#### Task to carry out
Repeat the lines that follow, leaving nothing out.

#### Records for this exercise
- - -
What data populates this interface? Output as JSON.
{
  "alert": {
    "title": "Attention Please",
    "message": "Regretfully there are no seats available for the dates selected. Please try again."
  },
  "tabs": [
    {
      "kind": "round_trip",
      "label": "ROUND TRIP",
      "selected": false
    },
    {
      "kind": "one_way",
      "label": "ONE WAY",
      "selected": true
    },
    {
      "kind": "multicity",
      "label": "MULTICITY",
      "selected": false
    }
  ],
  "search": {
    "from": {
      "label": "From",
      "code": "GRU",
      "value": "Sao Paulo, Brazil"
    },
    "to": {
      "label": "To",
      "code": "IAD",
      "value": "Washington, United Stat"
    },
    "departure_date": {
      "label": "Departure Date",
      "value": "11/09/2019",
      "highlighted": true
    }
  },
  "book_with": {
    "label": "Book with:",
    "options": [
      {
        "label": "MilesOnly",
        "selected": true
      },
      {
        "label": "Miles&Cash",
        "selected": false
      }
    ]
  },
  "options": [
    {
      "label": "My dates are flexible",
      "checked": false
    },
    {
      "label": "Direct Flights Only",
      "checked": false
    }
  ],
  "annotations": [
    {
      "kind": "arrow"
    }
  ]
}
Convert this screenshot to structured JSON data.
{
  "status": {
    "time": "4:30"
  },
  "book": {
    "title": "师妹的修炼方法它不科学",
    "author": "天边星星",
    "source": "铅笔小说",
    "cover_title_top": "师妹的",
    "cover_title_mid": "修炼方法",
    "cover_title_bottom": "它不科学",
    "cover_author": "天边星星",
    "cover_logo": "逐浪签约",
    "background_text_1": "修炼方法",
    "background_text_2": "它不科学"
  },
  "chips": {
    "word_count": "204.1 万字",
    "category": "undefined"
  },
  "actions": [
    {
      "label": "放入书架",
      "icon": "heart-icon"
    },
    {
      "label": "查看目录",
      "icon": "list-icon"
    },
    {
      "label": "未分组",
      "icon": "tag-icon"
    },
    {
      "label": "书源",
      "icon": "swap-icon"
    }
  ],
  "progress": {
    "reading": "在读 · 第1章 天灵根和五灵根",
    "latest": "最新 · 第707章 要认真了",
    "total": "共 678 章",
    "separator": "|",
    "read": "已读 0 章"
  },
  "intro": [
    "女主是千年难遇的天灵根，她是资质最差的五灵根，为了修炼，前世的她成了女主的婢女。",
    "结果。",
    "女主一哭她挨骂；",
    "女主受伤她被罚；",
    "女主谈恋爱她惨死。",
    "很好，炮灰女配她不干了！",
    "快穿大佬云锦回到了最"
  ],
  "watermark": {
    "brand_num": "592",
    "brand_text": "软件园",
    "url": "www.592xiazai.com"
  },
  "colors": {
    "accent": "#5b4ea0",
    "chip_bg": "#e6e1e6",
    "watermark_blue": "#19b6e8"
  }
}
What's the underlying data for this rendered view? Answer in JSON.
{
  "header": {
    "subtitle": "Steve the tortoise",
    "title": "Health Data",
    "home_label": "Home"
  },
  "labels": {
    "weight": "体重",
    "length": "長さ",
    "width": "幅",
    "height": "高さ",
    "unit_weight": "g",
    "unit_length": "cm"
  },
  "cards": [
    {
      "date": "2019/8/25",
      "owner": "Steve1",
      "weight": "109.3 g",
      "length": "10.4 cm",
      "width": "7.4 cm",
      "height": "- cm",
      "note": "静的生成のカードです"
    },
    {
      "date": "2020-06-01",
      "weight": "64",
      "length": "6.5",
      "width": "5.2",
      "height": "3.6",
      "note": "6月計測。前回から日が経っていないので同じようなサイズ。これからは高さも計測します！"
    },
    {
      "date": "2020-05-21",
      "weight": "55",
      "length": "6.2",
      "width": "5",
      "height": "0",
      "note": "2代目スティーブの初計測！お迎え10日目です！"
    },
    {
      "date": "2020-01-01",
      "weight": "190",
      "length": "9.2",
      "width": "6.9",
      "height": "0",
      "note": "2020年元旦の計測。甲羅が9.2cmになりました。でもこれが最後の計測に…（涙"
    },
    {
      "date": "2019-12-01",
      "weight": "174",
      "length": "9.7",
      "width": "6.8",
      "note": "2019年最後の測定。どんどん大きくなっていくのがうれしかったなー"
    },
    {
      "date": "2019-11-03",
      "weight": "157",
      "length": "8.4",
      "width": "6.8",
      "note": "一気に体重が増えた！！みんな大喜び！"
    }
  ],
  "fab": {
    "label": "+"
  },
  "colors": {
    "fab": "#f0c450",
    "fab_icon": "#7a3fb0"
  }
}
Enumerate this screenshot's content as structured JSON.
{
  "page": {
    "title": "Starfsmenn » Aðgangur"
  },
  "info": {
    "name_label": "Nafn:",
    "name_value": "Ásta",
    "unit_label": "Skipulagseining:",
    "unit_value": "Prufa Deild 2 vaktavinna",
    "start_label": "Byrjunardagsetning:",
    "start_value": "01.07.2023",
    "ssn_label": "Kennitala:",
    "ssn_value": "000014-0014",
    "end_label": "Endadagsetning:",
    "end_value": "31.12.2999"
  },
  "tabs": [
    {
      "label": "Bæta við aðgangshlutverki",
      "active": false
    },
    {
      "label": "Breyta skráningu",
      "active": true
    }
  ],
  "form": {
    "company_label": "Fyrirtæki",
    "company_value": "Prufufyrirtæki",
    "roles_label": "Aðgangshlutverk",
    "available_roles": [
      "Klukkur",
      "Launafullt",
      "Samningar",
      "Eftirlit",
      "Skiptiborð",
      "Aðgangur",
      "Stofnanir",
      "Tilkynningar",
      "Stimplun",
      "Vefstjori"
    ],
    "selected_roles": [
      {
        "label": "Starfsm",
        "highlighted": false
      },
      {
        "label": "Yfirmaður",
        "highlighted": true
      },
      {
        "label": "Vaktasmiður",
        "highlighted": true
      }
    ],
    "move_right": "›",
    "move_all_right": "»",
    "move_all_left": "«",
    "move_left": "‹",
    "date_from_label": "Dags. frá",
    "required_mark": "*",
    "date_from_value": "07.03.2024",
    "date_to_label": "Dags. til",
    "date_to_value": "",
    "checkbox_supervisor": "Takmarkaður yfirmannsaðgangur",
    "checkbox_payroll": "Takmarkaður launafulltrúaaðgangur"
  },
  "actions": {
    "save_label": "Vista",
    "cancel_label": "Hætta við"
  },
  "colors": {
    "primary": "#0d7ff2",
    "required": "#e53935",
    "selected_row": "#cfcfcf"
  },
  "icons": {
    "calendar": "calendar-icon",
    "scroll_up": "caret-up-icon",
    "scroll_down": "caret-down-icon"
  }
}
- - -
#### Reply to the exercise
What data populates this interface? Output as JSON.
{
  "alert": {
    "title": "Attention Please",
    "message": "Regretfully there are no seats available for the dates selected. Please try again."
  },
  "tabs": [
    {
      "kind": "round_trip",
      "label": "ROUND TRIP",
      "selected": false
    },
    {
      "kind": "one_way",
      "label": "ONE WAY",
      "selected": true
    },
    {
      "kind": "multicity",
      "label": "MULTICITY",
      "selected": false
    }
  ],
  "search": {
    "from": {
      "label": "From",
      "code": "GRU",
      "value": "Sao Paulo, Brazil"
    },
    "to": {
      "label": "To",
      "code": "IAD",
      "value": "Washington, United Stat"
    },
    "departure_date": {
      "label": "Departure Date",
      "value": "11/09/2019",
      "highlighted": true
    }
  },
  "book_with": {
    "label": "Book with:",
    "options": [
      {
        "label": "MilesOnly",
        "selected": true
      },
      {
        "label": "Miles&Cash",
        "selected": false
      }
    ]
  },
  "options": [
    {
      "label": "My dates are flexible",
      "checked": false
    },
    {
      "label": "Direct Flights Only",
      "checked": false
    }
  ],
  "annotations": [
    {
      "kind": "arrow"
    }
  ]
}
Convert this screenshot to structured JSON data.
{
  "status": {
    "time": "4:30"
  },
  "book": {
    "title": "师妹的修炼方法它不科学",
    "author": "天边星星",
    "source": "铅笔小说",
    "cover_title_top": "师妹的",
    "cover_title_mid": "修炼方法",
    "cover_title_bottom": "它不科学",
    "cover_author": "天边星星",
    "cover_logo": "逐浪签约",
    "background_text_1": "修炼方法",
    "background_text_2": "它不科学"
  },
  "chips": {
    "word_count": "204.1 万字",
    "category": "undefined"
  },
  "actions": [
    {
      "label": "放入书架",
      "icon": "heart-icon"
    },
    {
      "label": "查看目录",
      "icon": "list-icon"
    },
    {
      "label": "未分组",
      "icon": "tag-icon"
    },
    {
      "label": "书源",
      "icon": "swap-icon"
    }
  ],
  "progress": {
    "reading": "在读 · 第1章 天灵根和五灵根",
    "latest": "最新 · 第707章 要认真了",
    "total": "共 678 章",
    "separator": "|",
    "read": "已读 0 章"
  },
  "intro": [
    "女主是千年难遇的天灵根，她是资质最差的五灵根，为了修炼，前世的她成了女主的婢女。",
    "结果。",
    "女主一哭她挨骂；",
    "女主受伤她被罚；",
    "女主谈恋爱她惨死。",
    "很好，炮灰女配她不干了！",
    "快穿大佬云锦回到了最"
  ],
  "watermark": {
    "brand_num": "592",
    "brand_text": "软件园",
    "url": "www.592xiazai.com"
  },
  "colors": {
    "accent": "#5b4ea0",
    "chip_bg": "#e6e1e6",
    "watermark_blue": "#19b6e8"
  }
}
What's the underlying data for this rendered view? Answer in JSON.
{
  "header": {
    "subtitle": "Steve the tortoise",
    "title": "Health Data",
    "home_label": "Home"
  },
  "labels": {
    "weight": "体重",
    "length": "長さ",
    "width": "幅",
    "height": "高さ",
    "unit_weight": "g",
    "unit_length": "cm"
  },
  "cards": [
    {
      "date": "2019/8/25",
      "owner": "Steve1",
      "weight": "109.3 g",
      "length": "10.4 cm",
      "width": "7.4 cm",
      "height": "- cm",
      "note": "静的生成のカードです"
    },
    {
      "date": "2020-06-01",
      "weight": "64",
      "length": "6.5",
      "width": "5.2",
      "height": "3.6",
      "note": "6月計測。前回から日が経っていないので同じようなサイズ。これからは高さも計測します！"
    },
    {
      "date": "2020-05-21",
      "weight": "55",
      "length": "6.2",
      "width": "5",
      "height": "0",
      "note": "2代目スティーブの初計測！お迎え10日目です！"
    },
    {
      "date": "2020-01-01",
      "weight": "190",
      "length": "9.2",
      "width": "6.9",
      "height": "0",
      "note": "2020年元旦の計測。甲羅が9.2cmになりました。でもこれが最後の計測に…（涙"
    },
    {
      "date": "2019-12-01",
      "weight": "174",
      "length": "9.7",
      "width": "6.8",
      "note": "2019年最後の測定。どんどん大きくなっていくのがうれしかったなー"
    },
    {
      "date": "2019-11-03",
      "weight": "157",
      "length": "8.4",
      "width": "6.8",
      "note": "一気に体重が増えた！！みんな大喜び！"
    }
  ],
  "fab": {
    "label": "+"
  },
  "colors": {
    "fab": "#f0c450",
    "fab_icon": "#7a3fb0"
  }
}
Enumerate this screenshot's content as structured JSON.
{
  "page": {
    "title": "Starfsmenn » Aðgangur"
  },
  "info": {
    "name_label": "Nafn:",
    "name_value": "Ásta",
    "unit_label": "Skipulagseining:",
    "unit_value": "Prufa Deild 2 vaktavinna",
    "start_label": "Byrjunardagsetning:",
    "start_value": "01.07.2023",
    "ssn_label": "Kennitala:",
    "ssn_value": "000014-0014",
    "end_label": "Endadagsetning:",
    "end_value": "31.12.2999"
  },
  "tabs": [
    {
      "label": "Bæta við aðgangshlutverki",
      "active": false
    },
    {
      "label": "Breyta skráningu",
      "active": true
    }
  ],
  "form": {
    "company_label": "Fyrirtæki",
    "company_value": "Prufufyrirtæki",
    "roles_label": "Aðgangshlutverk",
    "available_roles": [
      "Klukkur",
      "Launafullt",
      "Samningar",
      "Eftirlit",
      "Skiptiborð",
      "Aðgangur",
      "Stofnanir",
      "Tilkynningar",
      "Stimplun",
      "Vefstjori"
    ],
    "selected_roles": [
      {
        "label": "Starfsm",
        "highlighted": false
      },
      {
        "label": "Yfirmaður",
        "highlighted": true
      },
      {
        "label": "Vaktasmiður",
        "highlighted": true
      }
    ],
    "move_right": "›",
    "move_all_right": "»",
    "move_all_left": "«",
    "move_left": "‹",
    "date_from_label": "Dags. frá",
    "required_mark": "*",
    "date_from_value": "07.03.2024",
    "date_to_label": "Dags. til",
    "date_to_value": "",
    "checkbox_supervisor": "Takmarkaður yfirmannsaðgangur",
    "checkbox_payroll": "Takmarkaður launafulltrúaaðgangur"
  },
  "actions": {
    "save_label": "Vista",
    "cancel_label": "Hætta við"
  },
  "colors": {
    "primary": "#0d7ff2",
    "required": "#e53935",
    "selected_row": "#cfcfcf"
  },
  "icons": {
    "calendar": "calendar-icon",
    "scroll_up": "caret-up-icon",
    "scroll_down": "caret-down-icon"
  }
}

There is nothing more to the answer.